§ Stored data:
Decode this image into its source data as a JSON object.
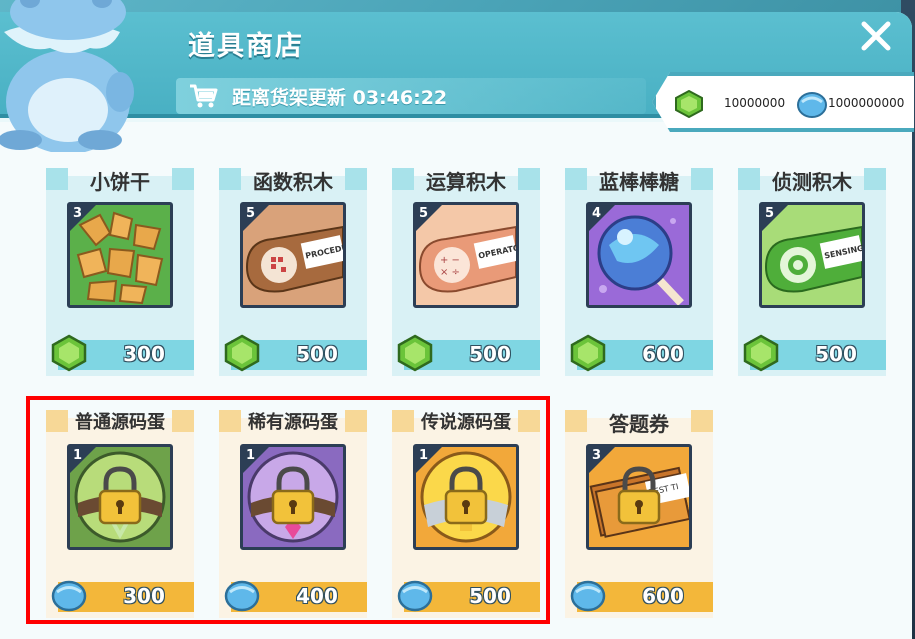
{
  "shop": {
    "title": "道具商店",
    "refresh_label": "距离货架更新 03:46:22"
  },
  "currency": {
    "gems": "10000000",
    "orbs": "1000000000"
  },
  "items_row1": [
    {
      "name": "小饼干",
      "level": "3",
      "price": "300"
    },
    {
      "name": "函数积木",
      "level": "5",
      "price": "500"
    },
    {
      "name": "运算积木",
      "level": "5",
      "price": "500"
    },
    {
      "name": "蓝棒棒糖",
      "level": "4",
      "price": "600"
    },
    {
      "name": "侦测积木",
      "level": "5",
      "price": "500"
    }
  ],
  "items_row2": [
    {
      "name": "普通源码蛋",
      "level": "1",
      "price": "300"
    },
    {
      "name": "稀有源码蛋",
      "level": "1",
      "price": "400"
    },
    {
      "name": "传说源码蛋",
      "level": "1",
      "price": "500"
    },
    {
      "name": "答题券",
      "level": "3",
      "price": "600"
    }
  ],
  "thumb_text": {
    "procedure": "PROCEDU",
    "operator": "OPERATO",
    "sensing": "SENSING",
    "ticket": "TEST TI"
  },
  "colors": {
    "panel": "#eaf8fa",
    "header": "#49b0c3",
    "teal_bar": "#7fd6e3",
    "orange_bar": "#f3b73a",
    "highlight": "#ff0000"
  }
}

---

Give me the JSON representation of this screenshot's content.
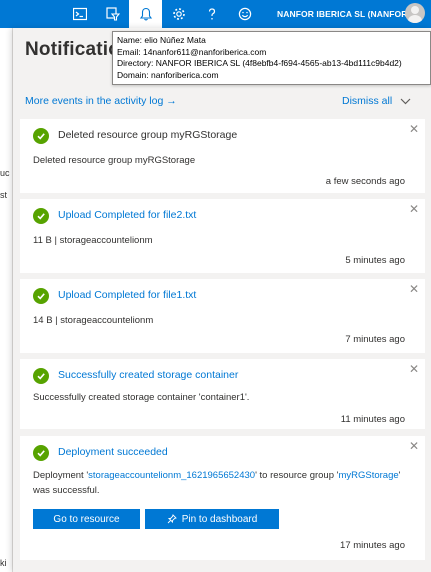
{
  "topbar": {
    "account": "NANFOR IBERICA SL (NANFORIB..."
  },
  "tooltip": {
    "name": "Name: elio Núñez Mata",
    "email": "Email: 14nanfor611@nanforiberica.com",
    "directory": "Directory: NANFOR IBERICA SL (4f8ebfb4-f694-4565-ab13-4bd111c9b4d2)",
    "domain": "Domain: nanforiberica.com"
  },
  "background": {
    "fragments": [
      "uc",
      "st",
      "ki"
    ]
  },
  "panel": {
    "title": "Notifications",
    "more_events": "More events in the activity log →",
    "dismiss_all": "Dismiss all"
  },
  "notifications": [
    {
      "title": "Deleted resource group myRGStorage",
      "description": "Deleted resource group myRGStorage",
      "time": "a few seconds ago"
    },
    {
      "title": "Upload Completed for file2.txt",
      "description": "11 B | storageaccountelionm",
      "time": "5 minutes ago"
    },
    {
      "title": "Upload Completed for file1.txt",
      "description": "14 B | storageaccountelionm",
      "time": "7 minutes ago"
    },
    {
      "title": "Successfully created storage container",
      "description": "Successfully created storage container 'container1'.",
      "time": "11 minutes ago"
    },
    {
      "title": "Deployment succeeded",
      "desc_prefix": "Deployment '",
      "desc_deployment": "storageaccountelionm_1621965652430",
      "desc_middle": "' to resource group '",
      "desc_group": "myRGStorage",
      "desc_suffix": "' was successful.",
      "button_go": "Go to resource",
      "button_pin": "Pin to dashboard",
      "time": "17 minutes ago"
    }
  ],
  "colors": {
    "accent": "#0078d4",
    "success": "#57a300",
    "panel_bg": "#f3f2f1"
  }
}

---

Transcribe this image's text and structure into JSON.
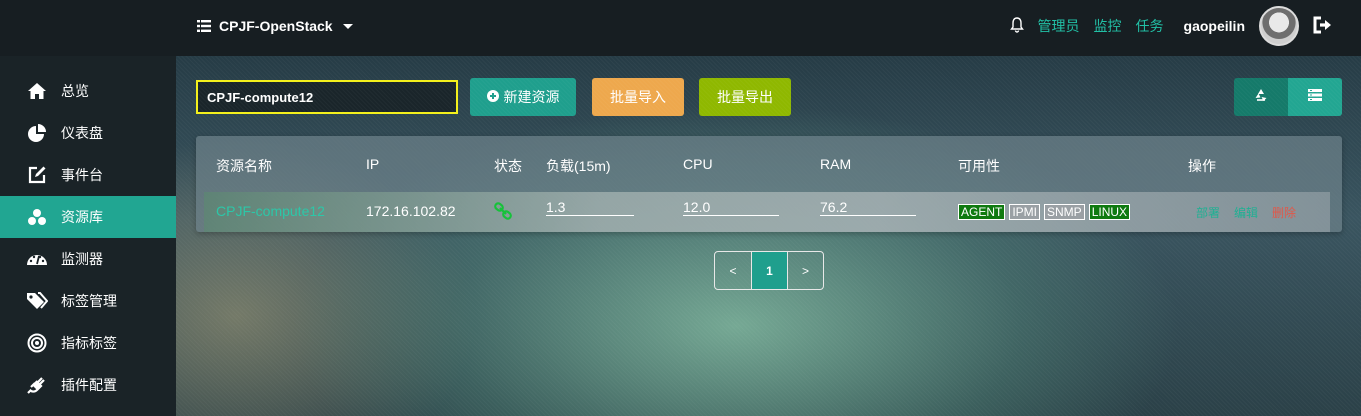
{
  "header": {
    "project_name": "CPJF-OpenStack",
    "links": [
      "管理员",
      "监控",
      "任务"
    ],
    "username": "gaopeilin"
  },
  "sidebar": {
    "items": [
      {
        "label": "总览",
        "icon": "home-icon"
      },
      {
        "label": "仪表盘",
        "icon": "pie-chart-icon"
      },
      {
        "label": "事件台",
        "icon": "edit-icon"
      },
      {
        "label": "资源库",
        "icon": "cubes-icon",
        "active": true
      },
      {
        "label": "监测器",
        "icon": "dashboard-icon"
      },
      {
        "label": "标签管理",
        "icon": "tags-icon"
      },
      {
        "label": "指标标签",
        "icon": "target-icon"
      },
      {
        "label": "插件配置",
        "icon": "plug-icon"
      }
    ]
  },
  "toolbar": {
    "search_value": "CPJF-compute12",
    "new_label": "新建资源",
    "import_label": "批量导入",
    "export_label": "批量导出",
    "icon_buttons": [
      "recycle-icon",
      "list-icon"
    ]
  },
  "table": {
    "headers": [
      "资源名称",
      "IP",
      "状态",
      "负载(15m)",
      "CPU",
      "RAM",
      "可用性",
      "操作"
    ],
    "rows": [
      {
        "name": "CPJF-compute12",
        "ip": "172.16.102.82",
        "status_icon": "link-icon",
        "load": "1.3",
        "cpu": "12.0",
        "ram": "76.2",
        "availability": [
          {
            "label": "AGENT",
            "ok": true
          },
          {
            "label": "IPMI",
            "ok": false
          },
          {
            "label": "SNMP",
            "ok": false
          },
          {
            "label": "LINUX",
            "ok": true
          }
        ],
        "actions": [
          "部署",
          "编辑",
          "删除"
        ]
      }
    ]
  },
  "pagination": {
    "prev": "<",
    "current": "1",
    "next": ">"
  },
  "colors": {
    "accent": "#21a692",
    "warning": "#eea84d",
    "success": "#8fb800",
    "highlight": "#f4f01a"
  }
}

§ BRIEF:
Show every line of the records above that contains the word "title".

§ WRITTEN SOLUTION:
    "title": "道具商店",
    "title": "Notifications",
      "title": "Deleted resource group myRGStorage",
      "title": "Upload Completed for file2.txt",
      "title": "Upload Completed for file1.txt",
      "title": "Successfully created storage container",
      "title": "Deployment succeeded",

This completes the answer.